## begin Records supplied
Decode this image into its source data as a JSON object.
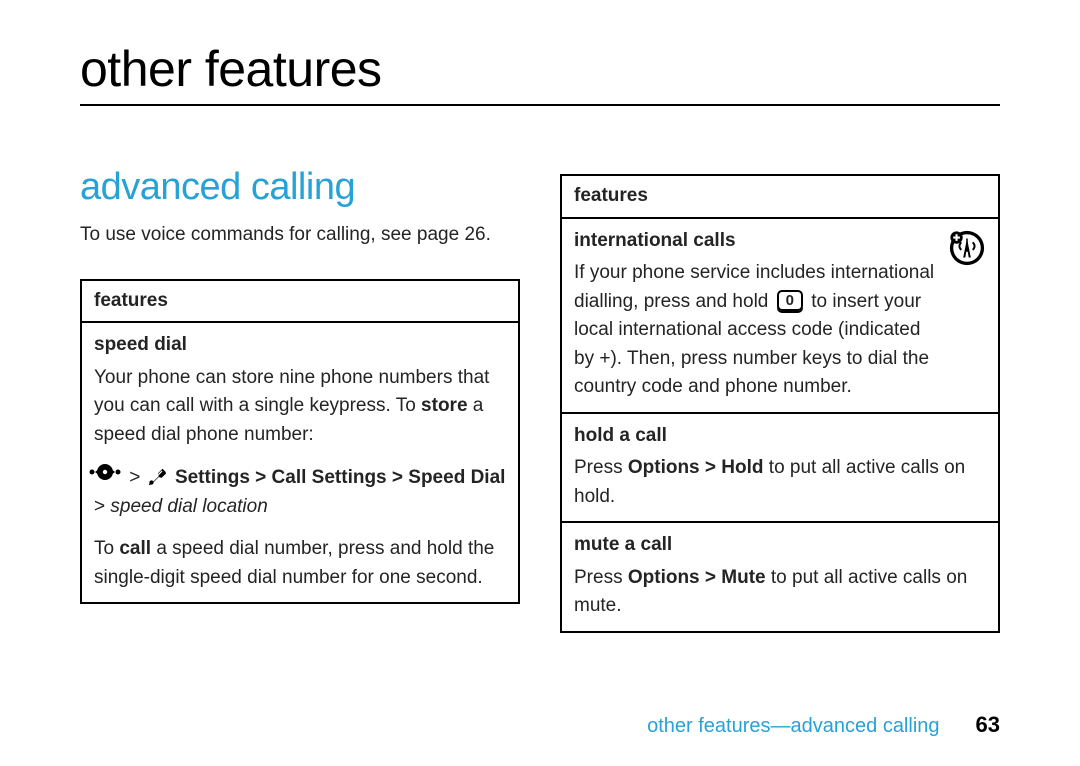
{
  "accentColor": "#27a2d6",
  "page": {
    "title": "other features",
    "footerBreadcrumb": "other features—advanced calling",
    "pageNumber": "63"
  },
  "section": {
    "heading": "advanced calling",
    "intro_a": "To use voice commands for calling, see page ",
    "intro_page": "26",
    "intro_b": "."
  },
  "leftBox": {
    "header": "features",
    "speedDial": {
      "title": "speed dial",
      "desc_a": "Your phone can store nine phone numbers that you can call with a single keypress. To ",
      "desc_bold": "store",
      "desc_b": " a speed dial phone number:",
      "nav_sep1": " > ",
      "nav_settings": "Settings",
      "nav_sep2": " > ",
      "nav_callSettings": "Call Settings",
      "nav_sep3": " > ",
      "nav_speedDial": "Speed Dial",
      "nav_sep4": " > ",
      "nav_ital": "speed dial location",
      "call_a": "To ",
      "call_bold": "call",
      "call_b": " a speed dial number, press and hold the single-digit speed dial number for one second."
    }
  },
  "rightBox": {
    "header": "features",
    "intl": {
      "title": "international calls",
      "p_a": "If your phone service includes international dialling, press and hold ",
      "key": "0",
      "p_b": " to insert your local international access code (indicated by +). Then, press number keys to dial the country code and phone number."
    },
    "hold": {
      "title": "hold a call",
      "p_a": "Press ",
      "kw1": "Options",
      "sep": " > ",
      "kw2": "Hold",
      "p_b": " to put all active calls on hold."
    },
    "mute": {
      "title": "mute a call",
      "p_a": "Press ",
      "kw1": "Options",
      "sep": " > ",
      "kw2": "Mute",
      "p_b": " to put all active calls on mute."
    }
  }
}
## end Records supplied
Exercise objective -
Find each line with the string "title" and copy it out.

Right answer -
    "title": "other features",
      "title": "speed dial",
      "title": "international calls",
      "title": "hold a call",
      "title": "mute a call",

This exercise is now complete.